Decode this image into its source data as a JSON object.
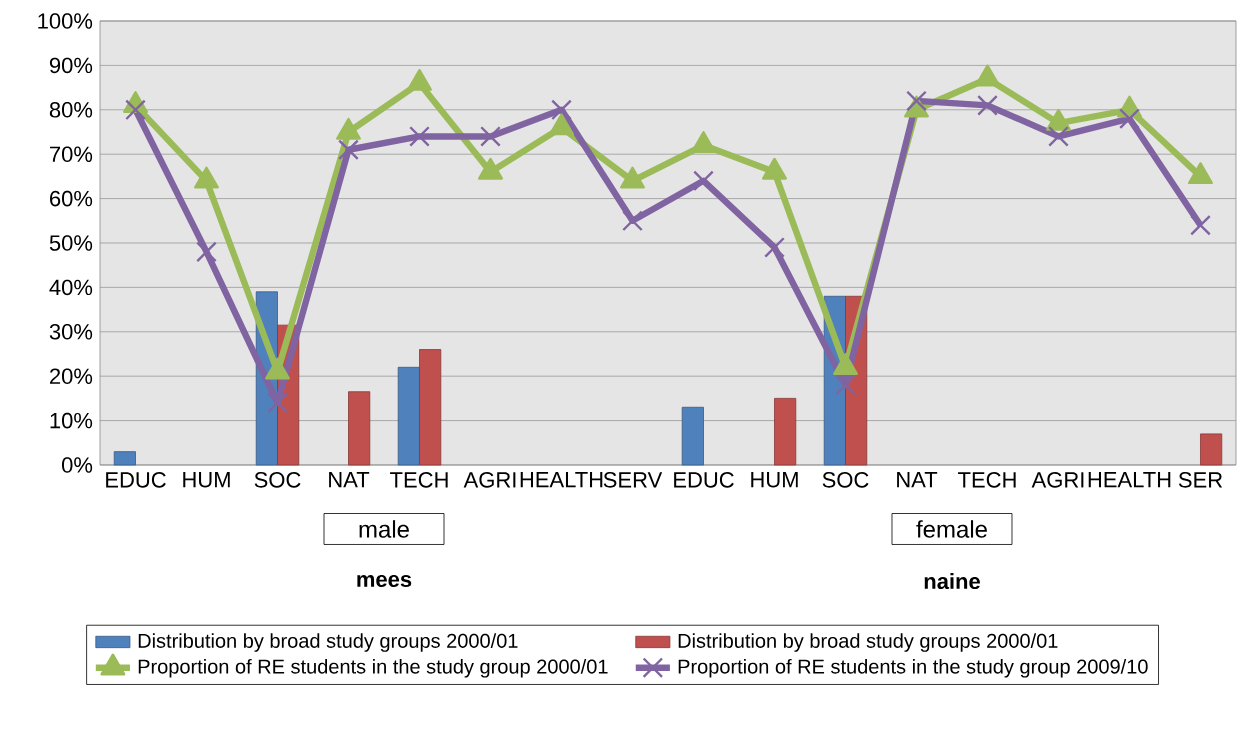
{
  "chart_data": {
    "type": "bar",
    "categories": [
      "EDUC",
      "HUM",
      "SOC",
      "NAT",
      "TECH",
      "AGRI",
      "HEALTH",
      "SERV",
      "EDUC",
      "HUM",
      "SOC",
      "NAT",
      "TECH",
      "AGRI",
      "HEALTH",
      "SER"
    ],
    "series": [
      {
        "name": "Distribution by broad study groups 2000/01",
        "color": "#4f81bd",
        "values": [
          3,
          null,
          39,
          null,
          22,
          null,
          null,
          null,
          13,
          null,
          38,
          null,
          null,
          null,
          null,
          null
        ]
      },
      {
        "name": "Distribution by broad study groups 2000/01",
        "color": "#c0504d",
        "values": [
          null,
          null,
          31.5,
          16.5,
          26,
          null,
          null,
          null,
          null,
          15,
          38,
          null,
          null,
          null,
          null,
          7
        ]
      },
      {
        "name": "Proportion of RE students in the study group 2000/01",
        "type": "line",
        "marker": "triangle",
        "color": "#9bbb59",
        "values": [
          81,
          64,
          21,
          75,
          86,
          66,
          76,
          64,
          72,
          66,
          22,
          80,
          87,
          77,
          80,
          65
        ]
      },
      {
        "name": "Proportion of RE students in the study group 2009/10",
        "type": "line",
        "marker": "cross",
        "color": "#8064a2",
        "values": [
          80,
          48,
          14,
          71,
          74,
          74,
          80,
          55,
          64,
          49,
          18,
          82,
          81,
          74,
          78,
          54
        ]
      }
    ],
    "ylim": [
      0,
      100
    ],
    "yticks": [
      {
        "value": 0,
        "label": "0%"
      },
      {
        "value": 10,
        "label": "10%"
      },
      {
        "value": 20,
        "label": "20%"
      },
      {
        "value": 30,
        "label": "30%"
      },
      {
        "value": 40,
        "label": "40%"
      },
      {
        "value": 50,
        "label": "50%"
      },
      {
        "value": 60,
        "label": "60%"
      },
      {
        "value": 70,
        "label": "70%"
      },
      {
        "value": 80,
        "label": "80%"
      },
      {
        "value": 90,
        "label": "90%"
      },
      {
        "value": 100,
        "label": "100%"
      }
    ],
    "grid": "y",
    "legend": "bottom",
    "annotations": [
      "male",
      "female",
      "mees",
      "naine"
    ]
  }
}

▬▬▬▬▬▬▬▬▬▬

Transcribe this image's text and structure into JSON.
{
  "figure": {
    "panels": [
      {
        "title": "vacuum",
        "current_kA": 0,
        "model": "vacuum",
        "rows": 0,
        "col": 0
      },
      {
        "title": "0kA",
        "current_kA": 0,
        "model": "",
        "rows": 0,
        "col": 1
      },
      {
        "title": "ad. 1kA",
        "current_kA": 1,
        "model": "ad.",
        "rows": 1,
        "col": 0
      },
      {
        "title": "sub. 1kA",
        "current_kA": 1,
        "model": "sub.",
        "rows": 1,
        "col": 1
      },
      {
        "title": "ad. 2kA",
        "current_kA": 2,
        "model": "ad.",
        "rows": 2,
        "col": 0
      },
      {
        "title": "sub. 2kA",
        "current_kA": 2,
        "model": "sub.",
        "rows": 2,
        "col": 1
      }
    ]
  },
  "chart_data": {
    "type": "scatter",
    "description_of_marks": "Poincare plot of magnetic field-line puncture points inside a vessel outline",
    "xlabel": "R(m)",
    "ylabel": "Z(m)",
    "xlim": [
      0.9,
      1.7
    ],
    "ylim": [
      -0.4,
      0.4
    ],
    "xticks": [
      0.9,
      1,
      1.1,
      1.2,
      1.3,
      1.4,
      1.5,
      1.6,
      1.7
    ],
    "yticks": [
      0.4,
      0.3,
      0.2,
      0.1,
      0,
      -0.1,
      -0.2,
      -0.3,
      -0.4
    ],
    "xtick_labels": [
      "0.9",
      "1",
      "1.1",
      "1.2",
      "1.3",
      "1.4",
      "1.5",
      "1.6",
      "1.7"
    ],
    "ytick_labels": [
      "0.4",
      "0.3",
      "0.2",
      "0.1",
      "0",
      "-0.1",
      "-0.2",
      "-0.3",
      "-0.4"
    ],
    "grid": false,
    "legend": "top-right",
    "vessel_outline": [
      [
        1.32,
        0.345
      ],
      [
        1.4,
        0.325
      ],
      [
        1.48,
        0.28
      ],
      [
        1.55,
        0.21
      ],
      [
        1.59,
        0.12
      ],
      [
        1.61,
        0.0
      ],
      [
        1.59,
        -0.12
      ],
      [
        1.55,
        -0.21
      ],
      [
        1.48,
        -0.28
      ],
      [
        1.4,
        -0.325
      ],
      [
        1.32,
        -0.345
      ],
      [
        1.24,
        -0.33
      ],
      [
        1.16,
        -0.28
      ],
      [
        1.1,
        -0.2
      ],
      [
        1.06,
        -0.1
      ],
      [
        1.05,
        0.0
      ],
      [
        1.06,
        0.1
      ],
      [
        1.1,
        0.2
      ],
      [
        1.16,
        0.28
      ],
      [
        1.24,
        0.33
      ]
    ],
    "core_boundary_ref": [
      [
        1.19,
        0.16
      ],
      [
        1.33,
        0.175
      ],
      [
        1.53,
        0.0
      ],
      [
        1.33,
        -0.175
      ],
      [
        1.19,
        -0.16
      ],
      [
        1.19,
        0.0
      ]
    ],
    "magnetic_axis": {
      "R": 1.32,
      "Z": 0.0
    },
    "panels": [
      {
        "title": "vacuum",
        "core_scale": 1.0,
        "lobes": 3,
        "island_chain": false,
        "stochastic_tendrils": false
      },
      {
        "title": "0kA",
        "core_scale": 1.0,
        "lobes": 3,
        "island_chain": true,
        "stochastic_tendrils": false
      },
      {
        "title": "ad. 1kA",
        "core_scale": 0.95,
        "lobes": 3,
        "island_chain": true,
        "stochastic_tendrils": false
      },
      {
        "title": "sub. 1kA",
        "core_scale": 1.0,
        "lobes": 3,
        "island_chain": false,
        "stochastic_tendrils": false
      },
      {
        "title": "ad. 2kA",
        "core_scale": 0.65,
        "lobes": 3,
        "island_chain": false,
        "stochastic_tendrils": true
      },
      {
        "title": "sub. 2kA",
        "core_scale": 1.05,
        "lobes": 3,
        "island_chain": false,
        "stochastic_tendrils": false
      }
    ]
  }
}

▬▬▬▬▬▬▬▬▬▬

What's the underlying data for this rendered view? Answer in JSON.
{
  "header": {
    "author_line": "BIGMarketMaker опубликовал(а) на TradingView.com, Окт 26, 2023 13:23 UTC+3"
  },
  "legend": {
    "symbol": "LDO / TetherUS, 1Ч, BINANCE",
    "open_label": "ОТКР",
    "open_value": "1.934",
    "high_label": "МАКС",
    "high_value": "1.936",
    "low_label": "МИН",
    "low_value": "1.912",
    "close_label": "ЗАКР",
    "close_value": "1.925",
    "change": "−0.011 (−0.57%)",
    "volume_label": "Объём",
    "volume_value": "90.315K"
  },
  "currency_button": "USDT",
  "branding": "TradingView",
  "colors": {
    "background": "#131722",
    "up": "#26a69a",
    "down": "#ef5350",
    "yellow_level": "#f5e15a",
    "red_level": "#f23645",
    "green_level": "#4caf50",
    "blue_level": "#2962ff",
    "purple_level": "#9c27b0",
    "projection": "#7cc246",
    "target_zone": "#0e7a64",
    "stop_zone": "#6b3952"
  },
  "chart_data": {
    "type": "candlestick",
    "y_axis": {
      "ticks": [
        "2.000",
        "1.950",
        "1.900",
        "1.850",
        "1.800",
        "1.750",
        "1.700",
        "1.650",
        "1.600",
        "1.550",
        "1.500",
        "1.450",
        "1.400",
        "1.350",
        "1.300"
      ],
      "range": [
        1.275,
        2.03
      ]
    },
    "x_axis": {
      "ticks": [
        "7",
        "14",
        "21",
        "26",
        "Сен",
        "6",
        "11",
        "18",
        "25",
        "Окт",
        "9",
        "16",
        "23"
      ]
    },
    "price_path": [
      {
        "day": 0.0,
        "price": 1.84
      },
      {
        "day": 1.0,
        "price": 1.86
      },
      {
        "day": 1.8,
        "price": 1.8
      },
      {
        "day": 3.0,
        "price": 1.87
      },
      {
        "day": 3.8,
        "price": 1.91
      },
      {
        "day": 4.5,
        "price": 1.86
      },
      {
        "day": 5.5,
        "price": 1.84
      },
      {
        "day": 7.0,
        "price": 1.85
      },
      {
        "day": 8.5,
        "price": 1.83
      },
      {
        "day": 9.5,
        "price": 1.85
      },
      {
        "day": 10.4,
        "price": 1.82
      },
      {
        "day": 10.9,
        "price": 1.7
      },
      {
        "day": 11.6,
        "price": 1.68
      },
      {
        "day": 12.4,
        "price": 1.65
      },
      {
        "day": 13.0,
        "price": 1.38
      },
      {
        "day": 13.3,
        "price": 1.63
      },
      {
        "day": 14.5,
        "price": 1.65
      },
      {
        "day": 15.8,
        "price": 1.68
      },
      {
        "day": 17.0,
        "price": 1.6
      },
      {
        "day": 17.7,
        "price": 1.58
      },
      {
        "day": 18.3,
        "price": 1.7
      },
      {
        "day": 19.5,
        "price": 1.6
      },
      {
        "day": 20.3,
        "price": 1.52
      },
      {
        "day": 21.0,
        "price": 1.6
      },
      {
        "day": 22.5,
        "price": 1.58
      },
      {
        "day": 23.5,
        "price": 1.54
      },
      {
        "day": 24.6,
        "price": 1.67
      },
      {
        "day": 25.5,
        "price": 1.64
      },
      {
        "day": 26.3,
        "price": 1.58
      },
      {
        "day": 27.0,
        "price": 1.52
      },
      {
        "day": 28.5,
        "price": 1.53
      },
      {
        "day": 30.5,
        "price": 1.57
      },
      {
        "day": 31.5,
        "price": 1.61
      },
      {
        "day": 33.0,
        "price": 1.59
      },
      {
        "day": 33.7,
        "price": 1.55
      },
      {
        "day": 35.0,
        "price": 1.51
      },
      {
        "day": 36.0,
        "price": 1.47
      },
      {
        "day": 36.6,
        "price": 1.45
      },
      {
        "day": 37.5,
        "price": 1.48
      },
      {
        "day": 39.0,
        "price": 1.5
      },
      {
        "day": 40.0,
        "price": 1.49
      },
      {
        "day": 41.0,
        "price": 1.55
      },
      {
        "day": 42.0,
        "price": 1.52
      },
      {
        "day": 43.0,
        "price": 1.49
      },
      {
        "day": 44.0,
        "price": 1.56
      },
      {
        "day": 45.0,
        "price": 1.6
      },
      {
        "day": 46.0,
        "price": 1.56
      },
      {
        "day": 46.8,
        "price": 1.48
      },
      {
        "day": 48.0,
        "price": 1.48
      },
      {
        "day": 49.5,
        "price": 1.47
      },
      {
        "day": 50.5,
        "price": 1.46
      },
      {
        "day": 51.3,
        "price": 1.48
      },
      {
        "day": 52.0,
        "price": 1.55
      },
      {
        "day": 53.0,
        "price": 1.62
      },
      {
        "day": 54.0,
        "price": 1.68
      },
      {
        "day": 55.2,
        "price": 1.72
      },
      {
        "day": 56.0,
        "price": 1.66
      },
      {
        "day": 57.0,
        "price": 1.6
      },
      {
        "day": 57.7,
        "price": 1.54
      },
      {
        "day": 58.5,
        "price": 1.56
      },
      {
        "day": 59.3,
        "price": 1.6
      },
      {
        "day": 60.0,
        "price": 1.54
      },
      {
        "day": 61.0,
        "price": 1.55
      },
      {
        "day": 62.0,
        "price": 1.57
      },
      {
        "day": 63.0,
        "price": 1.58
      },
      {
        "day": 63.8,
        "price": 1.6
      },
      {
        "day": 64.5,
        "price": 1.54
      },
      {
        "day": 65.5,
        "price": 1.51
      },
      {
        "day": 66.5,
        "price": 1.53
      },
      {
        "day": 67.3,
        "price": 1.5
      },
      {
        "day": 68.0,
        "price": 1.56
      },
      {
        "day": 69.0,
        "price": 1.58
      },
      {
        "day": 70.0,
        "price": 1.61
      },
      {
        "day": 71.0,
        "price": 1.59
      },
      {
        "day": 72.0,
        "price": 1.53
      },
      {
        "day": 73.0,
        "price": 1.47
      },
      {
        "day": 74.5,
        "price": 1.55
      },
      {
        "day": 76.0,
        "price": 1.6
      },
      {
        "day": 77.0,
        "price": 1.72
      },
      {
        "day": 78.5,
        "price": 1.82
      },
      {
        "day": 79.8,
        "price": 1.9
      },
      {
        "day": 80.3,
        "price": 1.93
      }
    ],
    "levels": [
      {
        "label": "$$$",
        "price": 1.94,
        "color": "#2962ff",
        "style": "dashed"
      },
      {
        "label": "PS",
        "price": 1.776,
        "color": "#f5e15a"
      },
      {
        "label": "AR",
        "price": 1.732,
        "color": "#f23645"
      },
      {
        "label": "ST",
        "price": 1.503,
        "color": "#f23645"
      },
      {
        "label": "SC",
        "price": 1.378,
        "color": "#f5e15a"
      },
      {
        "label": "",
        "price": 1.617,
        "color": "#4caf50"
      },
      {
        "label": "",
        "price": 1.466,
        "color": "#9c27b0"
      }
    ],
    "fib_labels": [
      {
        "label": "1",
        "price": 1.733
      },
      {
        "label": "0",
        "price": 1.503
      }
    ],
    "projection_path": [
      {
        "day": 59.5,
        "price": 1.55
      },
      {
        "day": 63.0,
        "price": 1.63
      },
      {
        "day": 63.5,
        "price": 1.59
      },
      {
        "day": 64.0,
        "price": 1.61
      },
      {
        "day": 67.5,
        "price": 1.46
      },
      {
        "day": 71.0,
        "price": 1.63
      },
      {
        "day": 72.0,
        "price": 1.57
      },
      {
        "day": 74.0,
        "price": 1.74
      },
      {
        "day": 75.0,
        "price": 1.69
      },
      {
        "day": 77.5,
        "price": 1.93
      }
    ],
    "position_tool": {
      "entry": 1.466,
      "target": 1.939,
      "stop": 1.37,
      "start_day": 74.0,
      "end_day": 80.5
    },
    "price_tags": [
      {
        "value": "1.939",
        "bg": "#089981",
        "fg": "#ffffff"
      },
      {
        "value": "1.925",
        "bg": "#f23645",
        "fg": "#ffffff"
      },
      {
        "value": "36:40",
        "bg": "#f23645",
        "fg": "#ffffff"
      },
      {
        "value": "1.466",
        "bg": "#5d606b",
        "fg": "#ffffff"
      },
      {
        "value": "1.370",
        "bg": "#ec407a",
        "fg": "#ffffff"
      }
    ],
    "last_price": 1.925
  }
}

▬▬▬▬▬▬▬▬▬▬

* [The task]:
Go through the records above and copy every line with the word "study".

* [Expected output]:
        "name": "Distribution by broad study groups 2000/01",
        "name": "Distribution by broad study groups 2000/01",
        "name": "Proportion of RE students in the study group 2000/01",
        "name": "Proportion of RE students in the study group 2009/10",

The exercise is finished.